# Input for this task
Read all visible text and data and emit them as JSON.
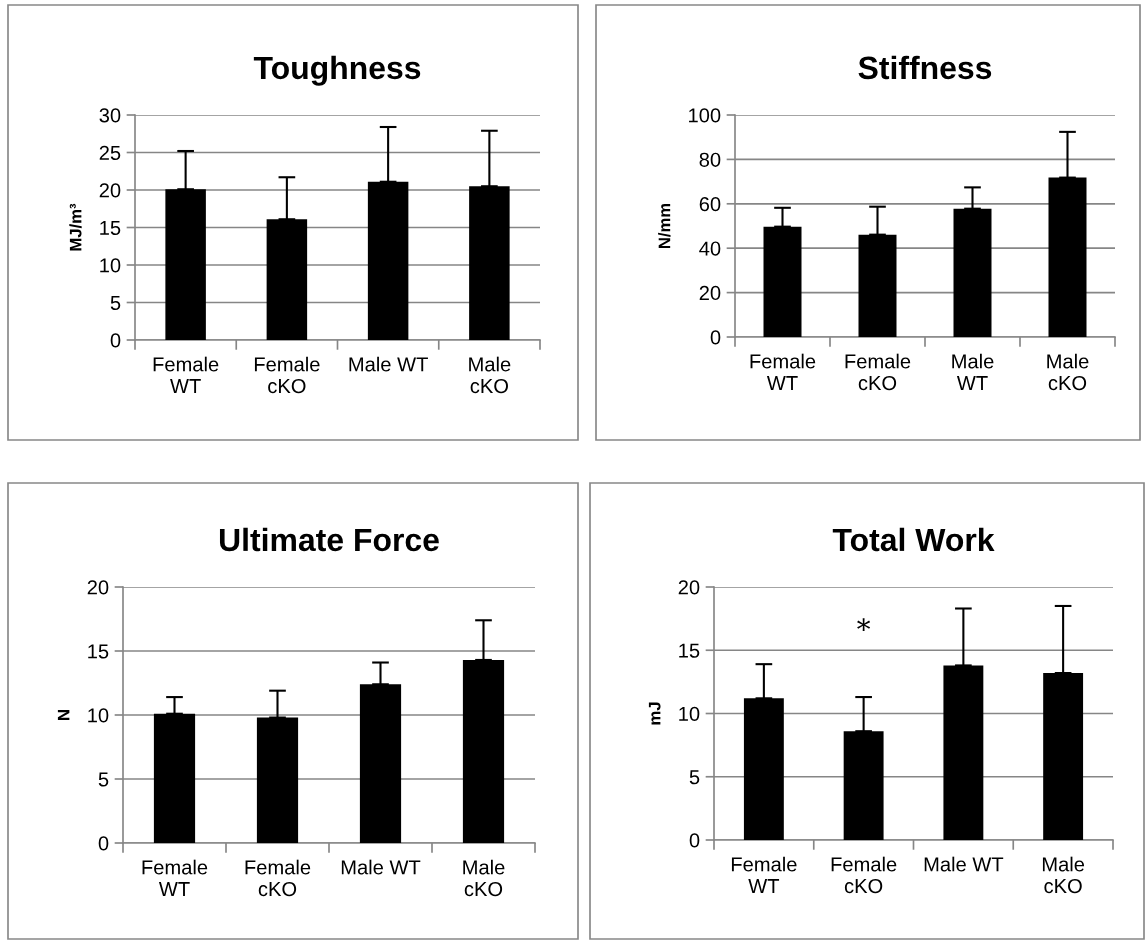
{
  "chart_data": [
    {
      "type": "bar",
      "title": "Toughness",
      "ylabel": "MJ/m³",
      "categories": [
        "Female\nWT",
        "Female\ncKO",
        "Male WT",
        "Male\ncKO"
      ],
      "values": [
        20.1,
        16.1,
        21.1,
        20.5
      ],
      "errors": [
        [
          20.1,
          25.2
        ],
        [
          16.1,
          21.7
        ],
        [
          21.1,
          28.4
        ],
        [
          20.5,
          27.9
        ]
      ],
      "color": "#000000",
      "ylim": [
        0,
        30
      ],
      "yticks": [
        0,
        5,
        10,
        15,
        20,
        25,
        30
      ],
      "grid": "y",
      "legend": false
    },
    {
      "type": "bar",
      "title": "Stiffness",
      "ylabel": "N/mm",
      "categories": [
        "Female\nWT",
        "Female\ncKO",
        "Male\nWT",
        "Male\ncKO"
      ],
      "values": [
        49.7,
        46.1,
        57.8,
        71.8
      ],
      "errors": [
        [
          49.7,
          58.2
        ],
        [
          46.1,
          58.7
        ],
        [
          57.8,
          67.4
        ],
        [
          71.8,
          92.4
        ]
      ],
      "color": "#000000",
      "ylim": [
        0,
        100
      ],
      "yticks": [
        0,
        20,
        40,
        60,
        80,
        100
      ],
      "grid": "y",
      "legend": false
    },
    {
      "type": "bar",
      "title": "Ultimate Force",
      "ylabel": "N",
      "categories": [
        "Female\nWT",
        "Female\ncKO",
        "Male WT",
        "Male\ncKO"
      ],
      "values": [
        10.1,
        9.8,
        12.4,
        14.3
      ],
      "errors": [
        [
          10.1,
          11.4
        ],
        [
          9.8,
          11.9
        ],
        [
          12.4,
          14.1
        ],
        [
          14.3,
          17.4
        ]
      ],
      "color": "#000000",
      "ylim": [
        0,
        20
      ],
      "yticks": [
        0,
        5,
        10,
        15,
        20
      ],
      "grid": "y",
      "legend": false
    },
    {
      "type": "bar",
      "title": "Total Work",
      "ylabel": "mJ",
      "categories": [
        "Female\nWT",
        "Female\ncKO",
        "Male WT",
        "Male\ncKO"
      ],
      "values": [
        11.2,
        8.6,
        13.8,
        13.2
      ],
      "errors": [
        [
          11.2,
          13.9
        ],
        [
          8.6,
          11.3
        ],
        [
          13.8,
          18.3
        ],
        [
          13.2,
          18.5
        ]
      ],
      "color": "#000000",
      "ylim": [
        0,
        20
      ],
      "yticks": [
        0,
        5,
        10,
        15,
        20
      ],
      "grid": "y",
      "legend": false,
      "annotations": [
        "*"
      ]
    }
  ]
}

# Task directions
Using the material above, set down every line exactly, but skip the pictures.

# Task output
Read all visible text and data and emit them as JSON.
{
  "chart_data": [
    {
      "type": "bar",
      "title": "Toughness",
      "ylabel": "MJ/m³",
      "categories": [
        "Female\nWT",
        "Female\ncKO",
        "Male WT",
        "Male\ncKO"
      ],
      "values": [
        20.1,
        16.1,
        21.1,
        20.5
      ],
      "errors": [
        [
          20.1,
          25.2
        ],
        [
          16.1,
          21.7
        ],
        [
          21.1,
          28.4
        ],
        [
          20.5,
          27.9
        ]
      ],
      "color": "#000000",
      "ylim": [
        0,
        30
      ],
      "yticks": [
        0,
        5,
        10,
        15,
        20,
        25,
        30
      ],
      "grid": "y",
      "legend": false
    },
    {
      "type": "bar",
      "title": "Stiffness",
      "ylabel": "N/mm",
      "categories": [
        "Female\nWT",
        "Female\ncKO",
        "Male\nWT",
        "Male\ncKO"
      ],
      "values": [
        49.7,
        46.1,
        57.8,
        71.8
      ],
      "errors": [
        [
          49.7,
          58.2
        ],
        [
          46.1,
          58.7
        ],
        [
          57.8,
          67.4
        ],
        [
          71.8,
          92.4
        ]
      ],
      "color": "#000000",
      "ylim": [
        0,
        100
      ],
      "yticks": [
        0,
        20,
        40,
        60,
        80,
        100
      ],
      "grid": "y",
      "legend": false
    },
    {
      "type": "bar",
      "title": "Ultimate Force",
      "ylabel": "N",
      "categories": [
        "Female\nWT",
        "Female\ncKO",
        "Male WT",
        "Male\ncKO"
      ],
      "values": [
        10.1,
        9.8,
        12.4,
        14.3
      ],
      "errors": [
        [
          10.1,
          11.4
        ],
        [
          9.8,
          11.9
        ],
        [
          12.4,
          14.1
        ],
        [
          14.3,
          17.4
        ]
      ],
      "color": "#000000",
      "ylim": [
        0,
        20
      ],
      "yticks": [
        0,
        5,
        10,
        15,
        20
      ],
      "grid": "y",
      "legend": false
    },
    {
      "type": "bar",
      "title": "Total Work",
      "ylabel": "mJ",
      "categories": [
        "Female\nWT",
        "Female\ncKO",
        "Male WT",
        "Male\ncKO"
      ],
      "values": [
        11.2,
        8.6,
        13.8,
        13.2
      ],
      "errors": [
        [
          11.2,
          13.9
        ],
        [
          8.6,
          11.3
        ],
        [
          13.8,
          18.3
        ],
        [
          13.2,
          18.5
        ]
      ],
      "color": "#000000",
      "ylim": [
        0,
        20
      ],
      "yticks": [
        0,
        5,
        10,
        15,
        20
      ],
      "grid": "y",
      "legend": false,
      "annotations": [
        "*"
      ]
    }
  ]
}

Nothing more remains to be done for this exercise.